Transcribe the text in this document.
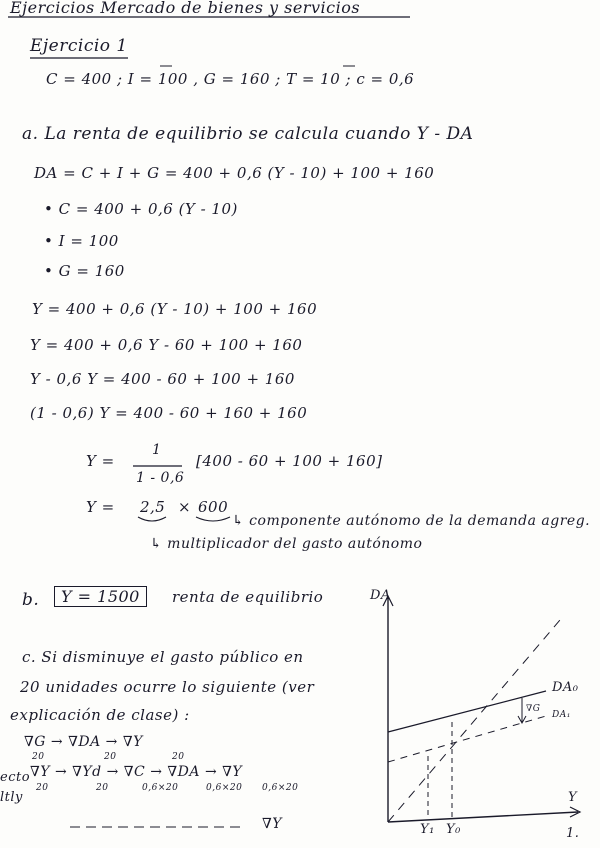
Ejercicios Mercado de bienes y servicios
Ejercicio 1
C = 400 ; I = 100 , G = 160 ; T = 10 ; c = 0,6
a. La renta de equilibrio se calcula cuando Y - DA
DA = C + I + G = 400 + 0,6 (Y - 10) + 100 + 160
• C = 400 + 0,6 (Y - 10)
• I = 100
• G = 160
Y = 400 + 0,6 (Y - 10) + 100 + 160
Y = 400 + 0,6 Y - 60 + 100 + 160
Y - 0,6 Y = 400 - 60 + 100 + 160
(1 - 0,6) Y = 400 - 60 + 160 + 160
Y =
1
1 - 0,6
[400 - 60 + 100 + 160]
Y = 2,5 × 600
↳ componente autónomo de la demanda agreg.
↳ multiplicador del gasto autónomo
b.	Y = 1500	renta de equilibrio
c. Si disminuye el gasto público en
20 unidades ocurre lo siguiente (ver
explicación de clase) :
∇G → ∇DA → ∇Y
20	20	20
ecto
ltly
∇Y → ∇Yd → ∇C → ∇DA → ∇Y
20	20	0,6×20	0,6×20 0,6×20
∇Y
DA
Y
DA₀
∇G
DA₁
Y₁ Y₀	1.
● ● ● ●
Return the listing above word for word, with the pictures removed.

> _EXPECTED ANSWER_
Transcribe the text in this document.
Ejercicios Mercado de bienes y servicios
Ejercicio 1
C = 400 ; I = 100 , G = 160 ; T = 10 ; c = 0,6
a. La renta de equilibrio se calcula cuando Y - DA
DA = C + I + G = 400 + 0,6 (Y - 10) + 100 + 160
• C = 400 + 0,6 (Y - 10)
• I = 100
• G = 160
Y = 400 + 0,6 (Y - 10) + 100 + 160
Y = 400 + 0,6 Y - 60 + 100 + 160
Y - 0,6 Y = 400 - 60 + 100 + 160
(1 - 0,6) Y = 400 - 60 + 160 + 160
Y =
1
1 - 0,6
[400 - 60 + 100 + 160]
Y = 2,5 × 600
↳ componente autónomo de la demanda agreg.
↳ multiplicador del gasto autónomo
b.	Y = 1500	renta de equilibrio
c. Si disminuye el gasto público en
20 unidades ocurre lo siguiente (ver
explicación de clase) :
∇G → ∇DA → ∇Y
20	20	20
ecto
ltly
∇Y → ∇Yd → ∇C → ∇DA → ∇Y
20	20	0,6×20	0,6×20 0,6×20
∇Y
DA
Y
DA₀
∇G
DA₁
Y₁ Y₀	1.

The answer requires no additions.